BEGIN

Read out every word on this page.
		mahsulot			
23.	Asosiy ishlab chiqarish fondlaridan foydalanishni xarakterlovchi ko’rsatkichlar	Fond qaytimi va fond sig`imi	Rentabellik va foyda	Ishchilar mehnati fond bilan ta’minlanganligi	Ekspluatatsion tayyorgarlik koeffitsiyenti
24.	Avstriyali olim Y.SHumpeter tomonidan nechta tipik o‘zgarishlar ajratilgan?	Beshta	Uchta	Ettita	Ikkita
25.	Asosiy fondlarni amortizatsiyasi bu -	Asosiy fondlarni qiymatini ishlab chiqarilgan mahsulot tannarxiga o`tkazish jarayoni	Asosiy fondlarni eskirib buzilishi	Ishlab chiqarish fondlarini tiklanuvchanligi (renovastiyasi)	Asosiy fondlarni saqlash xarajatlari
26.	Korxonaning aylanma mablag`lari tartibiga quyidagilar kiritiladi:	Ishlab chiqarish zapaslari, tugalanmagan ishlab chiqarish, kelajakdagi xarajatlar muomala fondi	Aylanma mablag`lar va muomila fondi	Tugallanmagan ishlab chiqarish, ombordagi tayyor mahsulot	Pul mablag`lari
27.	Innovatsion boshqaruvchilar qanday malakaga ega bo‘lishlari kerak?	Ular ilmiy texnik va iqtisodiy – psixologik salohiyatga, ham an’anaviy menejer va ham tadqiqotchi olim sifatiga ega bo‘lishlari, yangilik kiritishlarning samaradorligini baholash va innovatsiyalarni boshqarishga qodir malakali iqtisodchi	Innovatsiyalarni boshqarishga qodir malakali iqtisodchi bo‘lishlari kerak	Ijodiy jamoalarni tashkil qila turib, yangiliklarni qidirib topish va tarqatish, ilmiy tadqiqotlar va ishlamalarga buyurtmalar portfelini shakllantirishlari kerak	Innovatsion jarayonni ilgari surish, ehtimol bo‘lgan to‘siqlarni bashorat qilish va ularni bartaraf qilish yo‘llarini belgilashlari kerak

END

◆ Requirements ◆
Copy each line of the data above that holds "Asosiy".

◆ Output of the exercise ◆
23.	Asosiy ishlab chiqarish fondlaridan foydalanishni xarakterlovchi ko’rsatkichlar	Fond qaytimi va fond sig`imi	Rentabellik va foyda	Ishchilar mehnati fond bilan ta’minlanganligi	Ekspluatatsion tayyorgarlik koeffitsiyenti
25.	Asosiy fondlarni amortizatsiyasi bu -	Asosiy fondlarni qiymatini ishlab chiqarilgan mahsulot tannarxiga o`tkazish jarayoni	Asosiy fondlarni eskirib buzilishi	Ishlab chiqarish fondlarini tiklanuvchanligi (renovastiyasi)	Asosiy fondlarni saqlash xarajatlari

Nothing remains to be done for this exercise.